[Given problem]
Leave out the pictures and repeat everything else in the records exactly.

[Data listing]
---+---

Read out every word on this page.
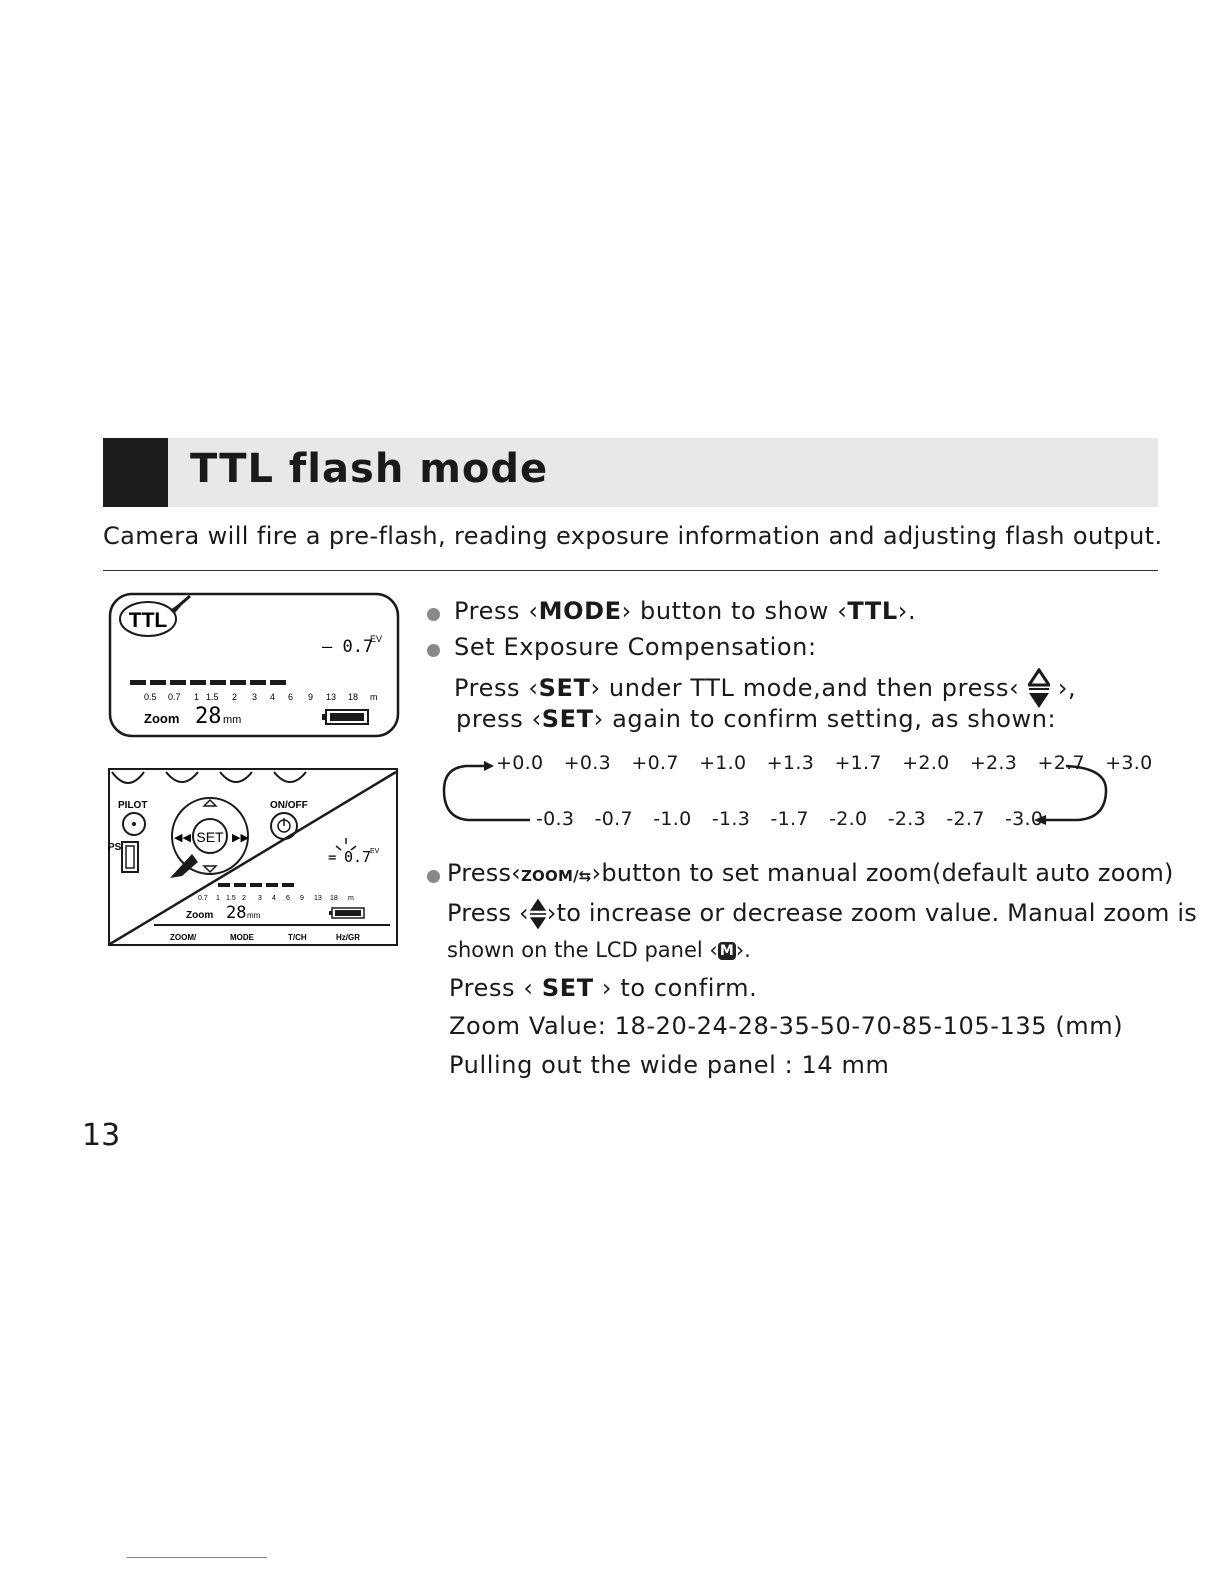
TTL flash mode
Camera will fire a pre-flash, reading exposure information and adjusting flash output.
TTL
— 0.7
EV
0.5 0.7 1 1.5 2 3 4 6 9 13 18 m
Zoom 28 mm
PILOT
PS
SET
◀◀	▶▶
ON/OFF
0.7
EV
=
0.7 1 1.5 2 3 4 6 9 13 18 m
Zoom 28 mm
ZOOM/	MODE	T/CH	Hz/GR
Press ‹MODE› button to show ‹TTL›.
Set Exposure Compensation:
Press ‹SET› under TTL mode,and then press‹ ›,
press ‹SET› again to confirm setting, as shown:
+0.0 +0.3 +0.7 +1.0 +1.3 +1.7 +2.0 +2.3 +2.7 +3.0
-0.3 -0.7 -1.0 -1.3 -1.7 -2.0 -2.3 -2.7 -3.0
Press‹ZOOM/⇆›button to set manual zoom(default auto zoom)
Press ‹ ›to increase or decrease zoom value. Manual zoom is
shown on the LCD panel ‹ M›.
Press ‹ SET › to confirm.
Zoom Value: 18-20-24-28-35-50-70-85-105-135 (mm)
Pulling out the wide panel : 14 mm
13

---+---

[Final answer]
Read out every word on this page.
TTL flash mode
Camera will fire a pre-flash, reading exposure information and adjusting flash output.
TTL
— 0.7
EV
0.5 0.7 1 1.5 2 3 4 6 9 13 18 m
Zoom 28 mm
PILOT
PS
SET
◀◀	▶▶
ON/OFF
0.7
EV
=
0.7 1 1.5 2 3 4 6 9 13 18 m
Zoom 28 mm
ZOOM/	MODE	T/CH	Hz/GR
Press ‹MODE› button to show ‹TTL›.
Set Exposure Compensation:
Press ‹SET› under TTL mode,and then press‹ ›,
press ‹SET› again to confirm setting, as shown:
+0.0 +0.3 +0.7 +1.0 +1.3 +1.7 +2.0 +2.3 +2.7 +3.0
-0.3 -0.7 -1.0 -1.3 -1.7 -2.0 -2.3 -2.7 -3.0
Press‹ZOOM/⇆›button to set manual zoom(default auto zoom)
Press ‹ ›to increase or decrease zoom value. Manual zoom is
shown on the LCD panel ‹ M›.
Press ‹ SET › to confirm.
Zoom Value: 18-20-24-28-35-50-70-85-105-135 (mm)
Pulling out the wide panel : 14 mm
13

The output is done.